— Start of Data provided —

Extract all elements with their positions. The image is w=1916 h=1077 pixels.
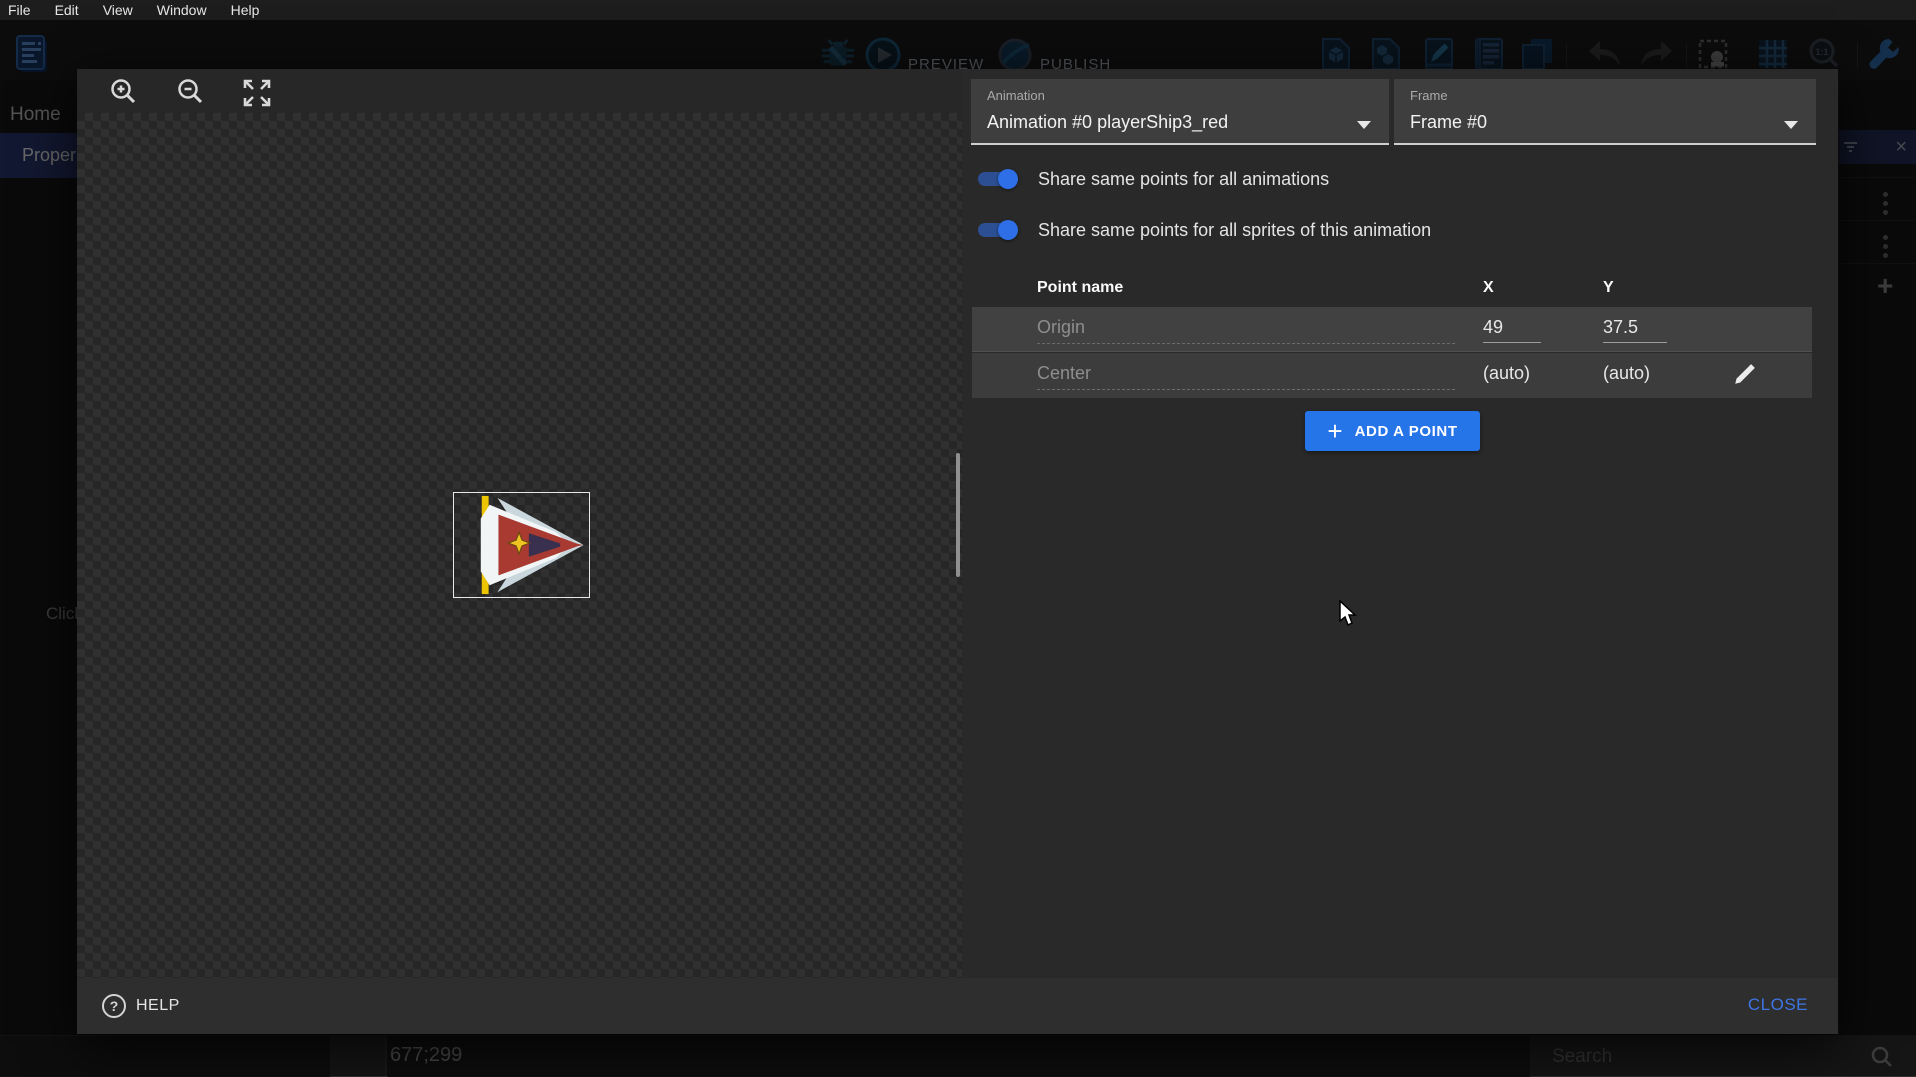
menu-edit[interactable]: Edit (55, 2, 79, 18)
column-x: X (1483, 279, 1494, 297)
edit-pencil-icon[interactable] (1732, 361, 1760, 389)
animation-select[interactable]: Animation Animation #0 playerShip3_red (971, 79, 1389, 145)
menu-view[interactable]: View (103, 2, 133, 18)
dialog-footer: ? HELP CLOSE (77, 978, 1838, 1034)
column-y: Y (1603, 279, 1614, 297)
points-panel: Animation Animation #0 playerShip3_red F… (962, 69, 1838, 978)
point-y-field[interactable]: 37.5 (1603, 317, 1667, 343)
help-question-icon: ? (101, 993, 127, 1019)
sprite-bounding-box[interactable] (453, 492, 590, 598)
point-x-field[interactable]: 49 (1483, 317, 1541, 343)
points-table-header: Point name X Y (972, 271, 1812, 305)
point-row-center: Center (auto) (auto) (972, 353, 1812, 398)
point-y-field[interactable]: (auto) (1603, 363, 1667, 384)
plus-icon: + (1327, 420, 1342, 442)
add-point-button[interactable]: + ADD A POINT (1305, 411, 1480, 451)
canvas-scrollbar[interactable] (956, 453, 960, 577)
fit-to-screen-icon[interactable] (240, 76, 274, 110)
svg-text:?: ? (110, 998, 119, 1014)
toggle-label: Share same points for all animations (1038, 169, 1329, 190)
points-editor-canvas[interactable] (77, 69, 962, 978)
edit-points-dialog: Animation Animation #0 playerShip3_red F… (77, 69, 1838, 1034)
frame-select-value: Frame #0 (1410, 112, 1487, 133)
menu-help[interactable]: Help (231, 2, 260, 18)
close-button[interactable]: CLOSE (1748, 995, 1808, 1015)
menu-window[interactable]: Window (157, 2, 207, 18)
animation-select-label: Animation (987, 88, 1045, 103)
point-name-field[interactable]: Origin (1037, 317, 1455, 344)
menu-file[interactable]: File (8, 2, 31, 18)
share-points-animations-row: Share same points for all animations (978, 162, 1329, 196)
point-x-field[interactable]: (auto) (1483, 363, 1541, 384)
point-name-field[interactable]: Center (1037, 363, 1455, 390)
point-row-origin: Origin 49 37.5 (972, 307, 1812, 352)
zoom-out-icon[interactable] (174, 76, 208, 110)
help-button[interactable]: ? HELP (101, 993, 180, 1019)
zoom-in-icon[interactable] (107, 76, 141, 110)
share-points-sprites-toggle[interactable] (978, 219, 1018, 241)
chevron-down-icon (1357, 121, 1371, 129)
player-ship-sprite[interactable] (454, 493, 589, 597)
share-points-sprites-row: Share same points for all sprites of thi… (978, 213, 1431, 247)
menu-bar: File Edit View Window Help (0, 0, 1916, 20)
chevron-down-icon (1784, 121, 1798, 129)
canvas-toolbar (77, 69, 962, 113)
toggle-label: Share same points for all sprites of thi… (1038, 220, 1431, 241)
frame-select-label: Frame (1410, 88, 1448, 103)
column-point-name: Point name (1037, 279, 1123, 297)
share-points-animations-toggle[interactable] (978, 168, 1018, 190)
help-label: HELP (136, 997, 180, 1015)
frame-select[interactable]: Frame Frame #0 (1394, 79, 1816, 145)
animation-select-value: Animation #0 playerShip3_red (987, 112, 1228, 133)
add-point-label: ADD A POINT (1355, 423, 1458, 440)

— End of Data provided —

• Task to carry out
Edit the lines from the one containing "menu-edit[interactable]: Edit (55, 2, 79, 18)" up to and including the one containing "column-y: Y (1603, 279, 1614, 297)" so that "CLOSE" becomes "DONE", leaving everything else unchanged. Give back only those lines.

• Reply to the exercise
menu-edit[interactable]: Edit (55, 2, 79, 18)
column-x: X (1483, 279, 1494, 297)
edit-pencil-icon[interactable] (1732, 361, 1760, 389)
animation-select[interactable]: Animation Animation #0 playerShip3_red (971, 79, 1389, 145)
menu-view[interactable]: View (103, 2, 133, 18)
dialog-footer: ? HELP DONE (77, 978, 1838, 1034)
column-y: Y (1603, 279, 1614, 297)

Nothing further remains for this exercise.